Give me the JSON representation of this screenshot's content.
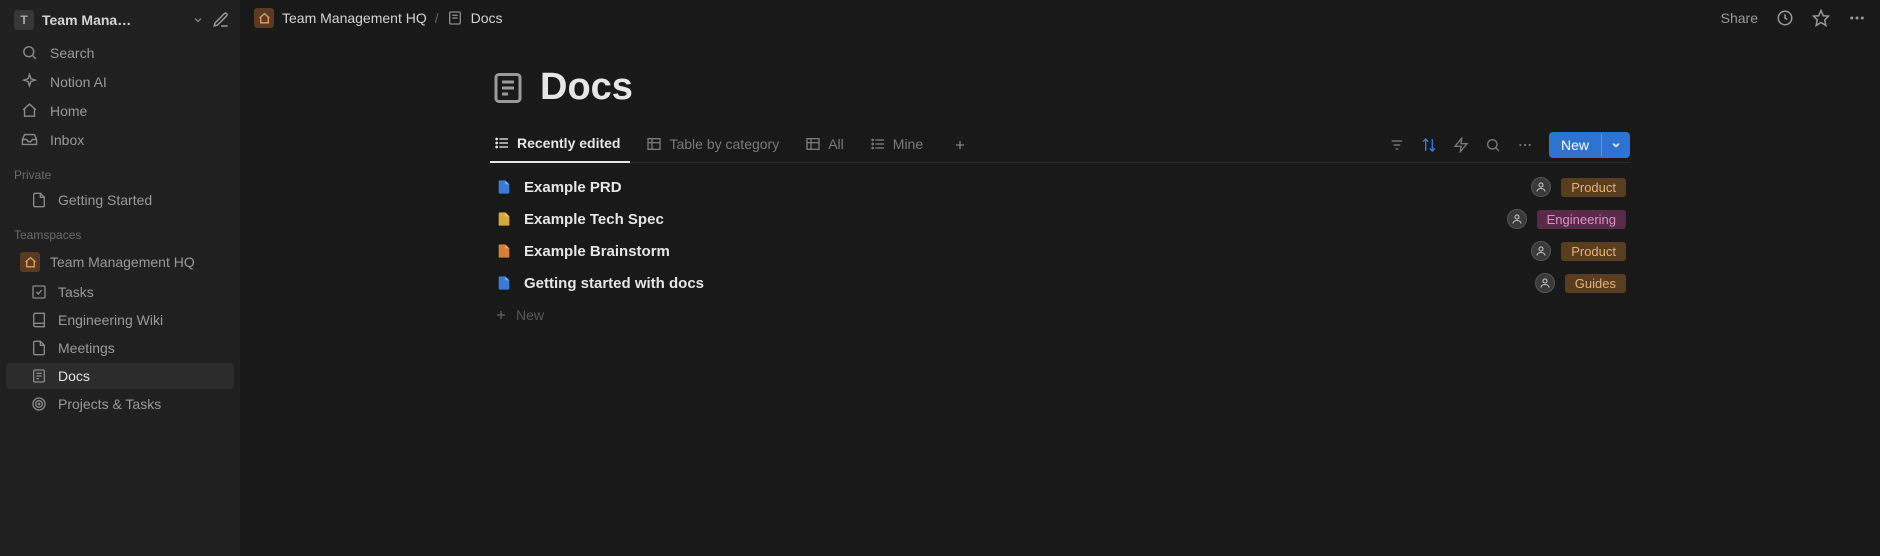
{
  "workspace": {
    "initial": "T",
    "name": "Team Mana…"
  },
  "sidebar": {
    "nav": [
      {
        "key": "search",
        "label": "Search"
      },
      {
        "key": "ai",
        "label": "Notion AI"
      },
      {
        "key": "home",
        "label": "Home"
      },
      {
        "key": "inbox",
        "label": "Inbox"
      }
    ],
    "private_label": "Private",
    "private_items": [
      {
        "key": "getting-started",
        "label": "Getting Started"
      }
    ],
    "teamspaces_label": "Teamspaces",
    "teamspace_name": "Team Management HQ",
    "teamspace_items": [
      {
        "key": "tasks",
        "label": "Tasks"
      },
      {
        "key": "wiki",
        "label": "Engineering Wiki"
      },
      {
        "key": "meetings",
        "label": "Meetings"
      },
      {
        "key": "docs",
        "label": "Docs",
        "active": true
      },
      {
        "key": "projects",
        "label": "Projects & Tasks"
      }
    ]
  },
  "breadcrumb": {
    "root": "Team Management HQ",
    "current": "Docs"
  },
  "topbar": {
    "share": "Share"
  },
  "page": {
    "title": "Docs"
  },
  "views": [
    {
      "key": "recent",
      "label": "Recently edited",
      "type": "list",
      "active": true
    },
    {
      "key": "bycat",
      "label": "Table by category",
      "type": "table"
    },
    {
      "key": "all",
      "label": "All",
      "type": "table"
    },
    {
      "key": "mine",
      "label": "Mine",
      "type": "list"
    }
  ],
  "new_button": "New",
  "docs": [
    {
      "title": "Example PRD",
      "icon_color": "#3a7bd5",
      "tag": "Product",
      "tag_class": "product"
    },
    {
      "title": "Example Tech Spec",
      "icon_color": "#d5a93a",
      "tag": "Engineering",
      "tag_class": "engineering"
    },
    {
      "title": "Example Brainstorm",
      "icon_color": "#d5803a",
      "tag": "Product",
      "tag_class": "product"
    },
    {
      "title": "Getting started with docs",
      "icon_color": "#3a7bd5",
      "tag": "Guides",
      "tag_class": "guides"
    }
  ],
  "new_row": "New"
}
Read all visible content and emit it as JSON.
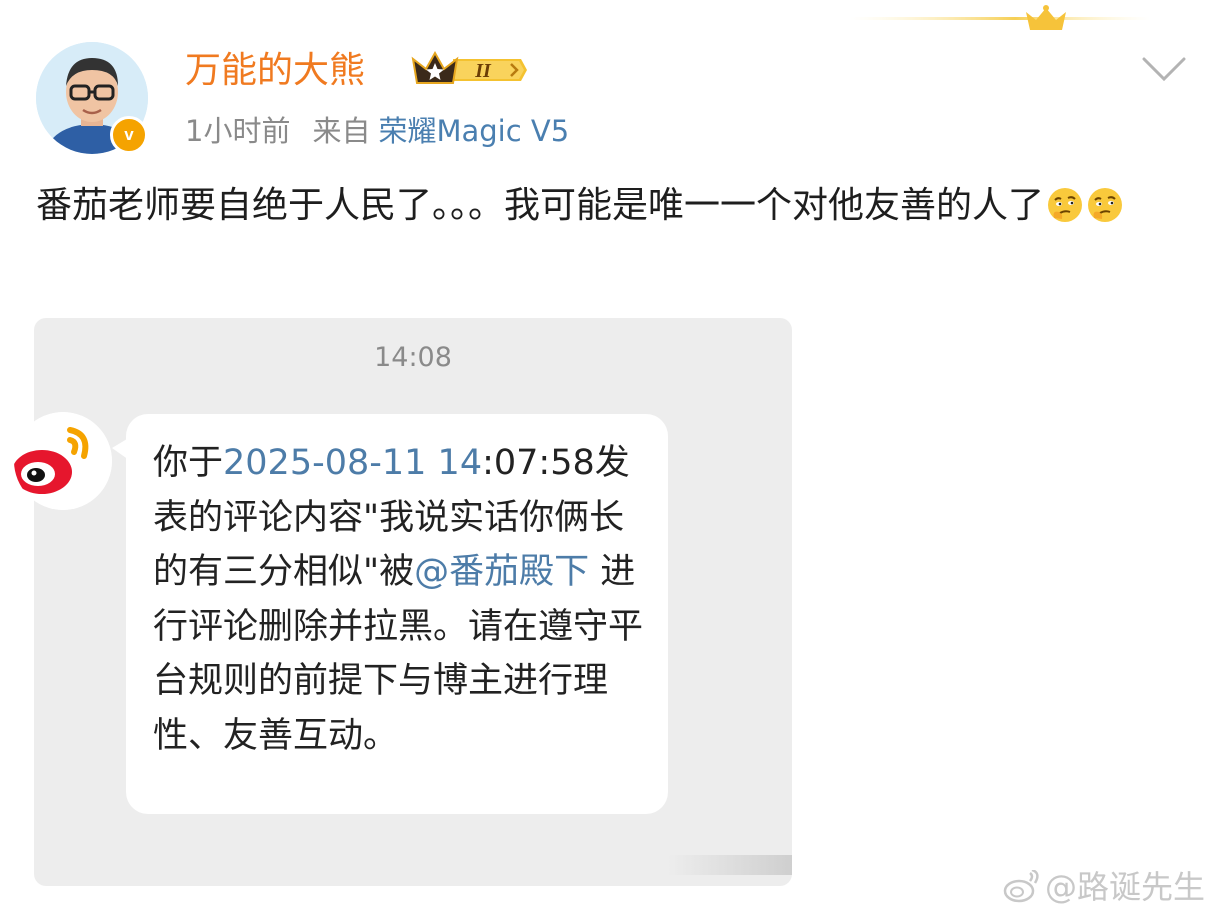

□ □ □

| Exercise requirements |
Transcribe every entry above exactly. Omit all pictures.

| Full response |
Give me the JSON representation of this screenshot's content.
{
  "workspace": {
    "initial": "T",
    "name": "Team Mana…"
  },
  "sidebar": {
    "nav": [
      {
        "key": "search",
        "label": "Search"
      },
      {
        "key": "ai",
        "label": "Notion AI"
      },
      {
        "key": "home",
        "label": "Home"
      },
      {
        "key": "inbox",
        "label": "Inbox"
      }
    ],
    "private_label": "Private",
    "private_items": [
      {
        "key": "getting-started",
        "label": "Getting Started"
      }
    ],
    "teamspaces_label": "Teamspaces",
    "teamspace_name": "Team Management HQ",
    "teamspace_items": [
      {
        "key": "tasks",
        "label": "Tasks"
      },
      {
        "key": "wiki",
        "label": "Engineering Wiki"
      },
      {
        "key": "meetings",
        "label": "Meetings"
      },
      {
        "key": "docs",
        "label": "Docs",
        "active": true
      },
      {
        "key": "projects",
        "label": "Projects & Tasks"
      }
    ]
  },
  "breadcrumb": {
    "root": "Team Management HQ",
    "current": "Docs"
  },
  "topbar": {
    "share": "Share"
  },
  "page": {
    "title": "Docs"
  },
  "views": [
    {
      "key": "recent",
      "label": "Recently edited",
      "type": "list",
      "active": true
    },
    {
      "key": "bycat",
      "label": "Table by category",
      "type": "table"
    },
    {
      "key": "all",
      "label": "All",
      "type": "table"
    },
    {
      "key": "mine",
      "label": "Mine",
      "type": "list"
    }
  ],
  "new_button": "New",
  "docs": [
    {
      "title": "Example PRD",
      "icon_color": "#3a7bd5",
      "tag": "Product",
      "tag_class": "product"
    },
    {
      "title": "Example Tech Spec",
      "icon_color": "#d5a93a",
      "tag": "Engineering",
      "tag_class": "engineering"
    },
    {
      "title": "Example Brainstorm",
      "icon_color": "#d5803a",
      "tag": "Product",
      "tag_class": "product"
    },
    {
      "title": "Getting started with docs",
      "icon_color": "#3a7bd5",
      "tag": "Guides",
      "tag_class": "guides"
    }
  ],
  "new_row": "New"
}
Read all visible content and emit it as JSON.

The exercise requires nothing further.